** EXTRACTED MATERIAL **
-----

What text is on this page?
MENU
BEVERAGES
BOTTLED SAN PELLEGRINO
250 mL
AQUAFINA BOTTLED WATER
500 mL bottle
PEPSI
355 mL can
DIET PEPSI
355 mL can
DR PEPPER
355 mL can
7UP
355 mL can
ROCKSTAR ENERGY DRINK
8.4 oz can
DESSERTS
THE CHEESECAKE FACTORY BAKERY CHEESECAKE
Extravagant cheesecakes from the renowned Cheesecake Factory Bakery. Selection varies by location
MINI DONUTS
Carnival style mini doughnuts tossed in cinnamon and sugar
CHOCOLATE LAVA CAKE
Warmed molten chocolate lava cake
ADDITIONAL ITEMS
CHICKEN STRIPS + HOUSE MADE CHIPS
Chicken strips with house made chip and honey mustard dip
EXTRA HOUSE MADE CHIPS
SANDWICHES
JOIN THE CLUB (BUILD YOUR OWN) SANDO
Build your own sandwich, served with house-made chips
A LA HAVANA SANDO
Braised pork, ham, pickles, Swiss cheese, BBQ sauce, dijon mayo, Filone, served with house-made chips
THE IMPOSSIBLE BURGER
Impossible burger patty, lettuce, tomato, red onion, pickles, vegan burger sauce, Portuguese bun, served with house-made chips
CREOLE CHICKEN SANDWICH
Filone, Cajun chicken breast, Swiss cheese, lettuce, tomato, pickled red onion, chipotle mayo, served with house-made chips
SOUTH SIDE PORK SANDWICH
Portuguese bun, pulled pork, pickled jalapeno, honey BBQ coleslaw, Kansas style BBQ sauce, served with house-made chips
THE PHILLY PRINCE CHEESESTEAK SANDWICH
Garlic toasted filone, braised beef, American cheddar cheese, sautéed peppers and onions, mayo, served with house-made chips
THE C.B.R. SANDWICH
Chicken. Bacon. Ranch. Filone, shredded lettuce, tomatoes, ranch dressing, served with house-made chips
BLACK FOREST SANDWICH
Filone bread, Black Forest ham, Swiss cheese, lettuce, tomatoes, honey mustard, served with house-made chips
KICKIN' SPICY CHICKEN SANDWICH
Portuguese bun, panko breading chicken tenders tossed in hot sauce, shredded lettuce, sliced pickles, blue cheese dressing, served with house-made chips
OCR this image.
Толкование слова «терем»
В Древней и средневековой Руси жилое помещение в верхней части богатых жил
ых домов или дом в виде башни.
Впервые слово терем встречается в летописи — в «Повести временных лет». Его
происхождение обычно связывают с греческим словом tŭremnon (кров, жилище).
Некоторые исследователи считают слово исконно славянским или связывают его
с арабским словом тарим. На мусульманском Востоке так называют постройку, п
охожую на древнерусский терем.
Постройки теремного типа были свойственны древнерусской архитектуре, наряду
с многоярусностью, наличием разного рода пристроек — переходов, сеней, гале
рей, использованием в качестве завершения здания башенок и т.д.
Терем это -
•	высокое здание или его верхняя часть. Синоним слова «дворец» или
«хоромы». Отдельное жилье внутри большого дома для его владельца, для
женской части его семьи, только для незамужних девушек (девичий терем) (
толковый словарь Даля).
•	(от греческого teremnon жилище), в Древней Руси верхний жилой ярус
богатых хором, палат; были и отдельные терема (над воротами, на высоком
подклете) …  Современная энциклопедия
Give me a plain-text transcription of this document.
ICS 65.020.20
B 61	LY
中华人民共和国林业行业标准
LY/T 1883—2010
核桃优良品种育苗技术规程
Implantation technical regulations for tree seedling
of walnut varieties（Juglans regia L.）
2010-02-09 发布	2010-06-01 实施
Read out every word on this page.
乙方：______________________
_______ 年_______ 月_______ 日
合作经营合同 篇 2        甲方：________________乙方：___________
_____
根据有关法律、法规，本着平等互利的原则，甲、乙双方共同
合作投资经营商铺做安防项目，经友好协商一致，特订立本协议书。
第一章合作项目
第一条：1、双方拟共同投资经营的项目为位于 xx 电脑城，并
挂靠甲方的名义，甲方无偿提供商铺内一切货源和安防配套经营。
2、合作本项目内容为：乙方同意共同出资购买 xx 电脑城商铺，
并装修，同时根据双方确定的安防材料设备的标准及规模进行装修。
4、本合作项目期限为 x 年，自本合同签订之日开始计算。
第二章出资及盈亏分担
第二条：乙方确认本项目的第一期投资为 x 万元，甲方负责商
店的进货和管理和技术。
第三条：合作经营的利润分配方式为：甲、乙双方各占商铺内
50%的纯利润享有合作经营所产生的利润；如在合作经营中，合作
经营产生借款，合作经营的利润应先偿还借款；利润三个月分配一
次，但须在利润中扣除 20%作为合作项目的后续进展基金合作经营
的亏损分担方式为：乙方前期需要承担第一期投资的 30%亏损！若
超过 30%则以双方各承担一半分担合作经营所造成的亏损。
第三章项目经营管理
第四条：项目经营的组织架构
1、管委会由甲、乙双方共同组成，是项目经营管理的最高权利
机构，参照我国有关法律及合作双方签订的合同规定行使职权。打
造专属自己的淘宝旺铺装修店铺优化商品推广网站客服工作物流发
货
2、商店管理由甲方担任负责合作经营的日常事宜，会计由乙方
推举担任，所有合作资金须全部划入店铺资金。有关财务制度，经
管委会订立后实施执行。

-----

** EXERCISE TASK **
Can you restate every record above word for word?

** FINISHED ANSWER **
What text is on this page?
MENU
BEVERAGES
BOTTLED SAN PELLEGRINO
250 mL
AQUAFINA BOTTLED WATER
500 mL bottle
PEPSI
355 mL can
DIET PEPSI
355 mL can
DR PEPPER
355 mL can
7UP
355 mL can
ROCKSTAR ENERGY DRINK
8.4 oz can
DESSERTS
THE CHEESECAKE FACTORY BAKERY CHEESECAKE
Extravagant cheesecakes from the renowned Cheesecake Factory Bakery. Selection varies by location
MINI DONUTS
Carnival style mini doughnuts tossed in cinnamon and sugar
CHOCOLATE LAVA CAKE
Warmed molten chocolate lava cake
ADDITIONAL ITEMS
CHICKEN STRIPS + HOUSE MADE CHIPS
Chicken strips with house made chip and honey mustard dip
EXTRA HOUSE MADE CHIPS
SANDWICHES
JOIN THE CLUB (BUILD YOUR OWN) SANDO
Build your own sandwich, served with house-made chips
A LA HAVANA SANDO
Braised pork, ham, pickles, Swiss cheese, BBQ sauce, dijon mayo, Filone, served with house-made chips
THE IMPOSSIBLE BURGER
Impossible burger patty, lettuce, tomato, red onion, pickles, vegan burger sauce, Portuguese bun, served with house-made chips
CREOLE CHICKEN SANDWICH
Filone, Cajun chicken breast, Swiss cheese, lettuce, tomato, pickled red onion, chipotle mayo, served with house-made chips
SOUTH SIDE PORK SANDWICH
Portuguese bun, pulled pork, pickled jalapeno, honey BBQ coleslaw, Kansas style BBQ sauce, served with house-made chips
THE PHILLY PRINCE CHEESESTEAK SANDWICH
Garlic toasted filone, braised beef, American cheddar cheese, sautéed peppers and onions, mayo, served with house-made chips
THE C.B.R. SANDWICH
Chicken. Bacon. Ranch. Filone, shredded lettuce, tomatoes, ranch dressing, served with house-made chips
BLACK FOREST SANDWICH
Filone bread, Black Forest ham, Swiss cheese, lettuce, tomatoes, honey mustard, served with house-made chips
KICKIN' SPICY CHICKEN SANDWICH
Portuguese bun, panko breading chicken tenders tossed in hot sauce, shredded lettuce, sliced pickles, blue cheese dressing, served with house-made chips
OCR this image.
Толкование слова «терем»
В Древней и средневековой Руси жилое помещение в верхней части богатых жил
ых домов или дом в виде башни.
Впервые слово терем встречается в летописи — в «Повести временных лет». Его
происхождение обычно связывают с греческим словом tŭremnon (кров, жилище).
Некоторые исследователи считают слово исконно славянским или связывают его
с арабским словом тарим. На мусульманском Востоке так называют постройку, п
охожую на древнерусский терем.
Постройки теремного типа были свойственны древнерусской архитектуре, наряду
с многоярусностью, наличием разного рода пристроек — переходов, сеней, гале
рей, использованием в качестве завершения здания башенок и т.д.
Терем это -
•	высокое здание или его верхняя часть. Синоним слова «дворец» или
«хоромы». Отдельное жилье внутри большого дома для его владельца, для
женской части его семьи, только для незамужних девушек (девичий терем) (
толковый словарь Даля).
•	(от греческого teremnon жилище), в Древней Руси верхний жилой ярус
богатых хором, палат; были и отдельные терема (над воротами, на высоком
подклете) …  Современная энциклопедия
Give me a plain-text transcription of this document.
ICS 65.020.20
B 61	LY
中华人民共和国林业行业标准
LY/T 1883—2010
核桃优良品种育苗技术规程
Implantation technical regulations for tree seedling
of walnut varieties（Juglans regia L.）
2010-02-09 发布	2010-06-01 实施
Read out every word on this page.
乙方：______________________
_______ 年_______ 月_______ 日
合作经营合同 篇 2        甲方：________________乙方：___________
_____
根据有关法律、法规，本着平等互利的原则，甲、乙双方共同
合作投资经营商铺做安防项目，经友好协商一致，特订立本协议书。
第一章合作项目
第一条：1、双方拟共同投资经营的项目为位于 xx 电脑城，并
挂靠甲方的名义，甲方无偿提供商铺内一切货源和安防配套经营。
2、合作本项目内容为：乙方同意共同出资购买 xx 电脑城商铺，
并装修，同时根据双方确定的安防材料设备的标准及规模进行装修。
4、本合作项目期限为 x 年，自本合同签订之日开始计算。
第二章出资及盈亏分担
第二条：乙方确认本项目的第一期投资为 x 万元，甲方负责商
店的进货和管理和技术。
第三条：合作经营的利润分配方式为：甲、乙双方各占商铺内
50%的纯利润享有合作经营所产生的利润；如在合作经营中，合作
经营产生借款，合作经营的利润应先偿还借款；利润三个月分配一
次，但须在利润中扣除 20%作为合作项目的后续进展基金合作经营
的亏损分担方式为：乙方前期需要承担第一期投资的 30%亏损！若
超过 30%则以双方各承担一半分担合作经营所造成的亏损。
第三章项目经营管理
第四条：项目经营的组织架构
1、管委会由甲、乙双方共同组成，是项目经营管理的最高权利
机构，参照我国有关法律及合作双方签订的合同规定行使职权。打
造专属自己的淘宝旺铺装修店铺优化商品推广网站客服工作物流发
货
2、商店管理由甲方担任负责合作经营的日常事宜，会计由乙方
推举担任，所有合作资金须全部划入店铺资金。有关财务制度，经
管委会订立后实施执行。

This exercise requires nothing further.